Фрагмент текста:
___

ДВА ЭТЮДА, НАВЕЯННЫЕ ЕГО КНИГОЙ «СБОРНИК РАБОТ ПРОШЛЫХ ЛЕТ».

Сборник работ прошлых лет: 1843–1878. Достопочтенный У. Ю. Гладстон, член парламента. Семь томов. Лондон: Джон Мюррей.

I.

Лорд Биконсфилд и его партия все еще держатся. Все превозносимое до небес искусство Дизраэли свелось каким-то образом к этой чисто мускульной операции. Предпринимается, правда, попытка скрыть такое положение дел, сохраняя строгое молчание и придавая выражению лиц членов кабинета, если не всей партии, вид, не соответствующий напряжению; но страна быстро осознает, что истинная поза консерваторов в данный момент — это судорожное цепляние за власть, и ничего более. Впрочем, никакие разговоры об отсутствии выборов не отсрочат их окончательно. В свои самые продуктивные дни лорд Биконсфилд едва ли был достаточно ловок, чтобы манипулировать календарем, а некая грозная дата приближается к нему со все возрастающей скоростью. В конце концов, премьер-министру будет довольно унизительно быть остановленным числом месяца и получить напоминание от высших должностных лиц парламента о том, какой сейчас год от Рождества Христова. Но этим последним персонажам отчасти платят за то, чтобы они следили за течением времени, и, несомненно, они выполнят свой долг. Им, возможно, будет неприятно сообщать лорду Биконсфилду, что даты делают невозможным его дальнейшее пребывание на посту, но они должны черпать утешение в воспоминании о том, что это первый раз, когда им приходится говорить подобное министру. Несколько парламентов в нашей истории получили довольно нелестные прозвища, но вполне вероятно, что Палата общин Биконсфилда будет известна под описанием более унизительным, чем любое другое, поскольку оно неотвратимо точно. Это будет буквально парламент «до последней капли», и когда, за неимением ни единого мгновения в запасе, роспуск станет неизбежным, состоятся выборы, которые уже невозможно будет отложить.

Когда наступит этот день, который невозможно отсрочить, заранее будет хорошо известно, чья фигура будет самой возвышающейся на предвыборной трибуне, чья фигура будет той, к которой должны обратиться все взоры. Это будет фигура того, чье имя написано в заголовке этой статьи — г-на Гладстона. Большинство англичан поначалу почувствуют напряжение в шее, вынужденные оглядываться так далеко на север, в Мидлотиан. Но либералы и консерваторы одинаково понимают, что где бы г-н Гладстон ни решил занять позицию, это место становится центром борьбы. Если бы он баллотировался от Оркнейских островов, он все равно был бы слишком близок для своих противников; а что касается его друзей, то они помнят, что с луком Улисса не имело большого значения, находился ли герой на несколько ярдов дальше или ближе. Стрелы достигнут цели. В самом деле, весьма вероятно, что г-н Гладстон может форсировать конфликт, и после речи в Честере другая сторона не сможет сказать, что их оставили без предупреждения. Лидеры консерваторов, по сути, имеют более близкую дату для расчетов, чем окончательная дата парламентского календаря — а именно, дату появления г-на Гладстона в Мидлотиане. Можно предположить, что они уже с тревогой подсчитывают дни сокращающегося интервала. Всякий раз, когда он даст распоряжение установить свою предвыборную трибуну, консерваторам придется посылать за своими плотниками и заказывать доски.

___

Записанные данные:
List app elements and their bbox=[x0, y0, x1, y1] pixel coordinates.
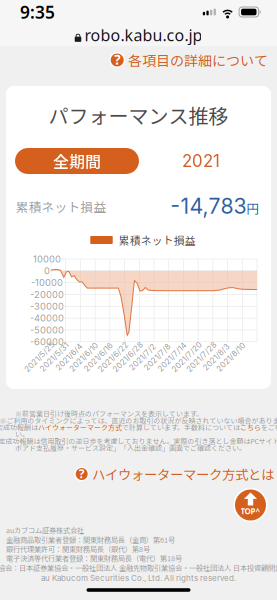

___

Указание: Верните дословно часть фрагмента о Гладстоне, начиная со слов «ДВА ЭТЮДА, НАВЕЯННЫЕ» и далее вплоть до слов «Лондон: Джон Мюррей.». Данные для работы не понадобятся.

Письменный ответ:
ДВА ЭТЮДА, НАВЕЯННЫЕ ЕГО КНИГОЙ «СБОРНИК РАБОТ ПРОШЛЫХ ЛЕТ».

Сборник работ прошлых лет: 1843–1878. Достопочтенный У. Ю. Гладстон, член парламента. Семь томов. Лондон: Джон Мюррей.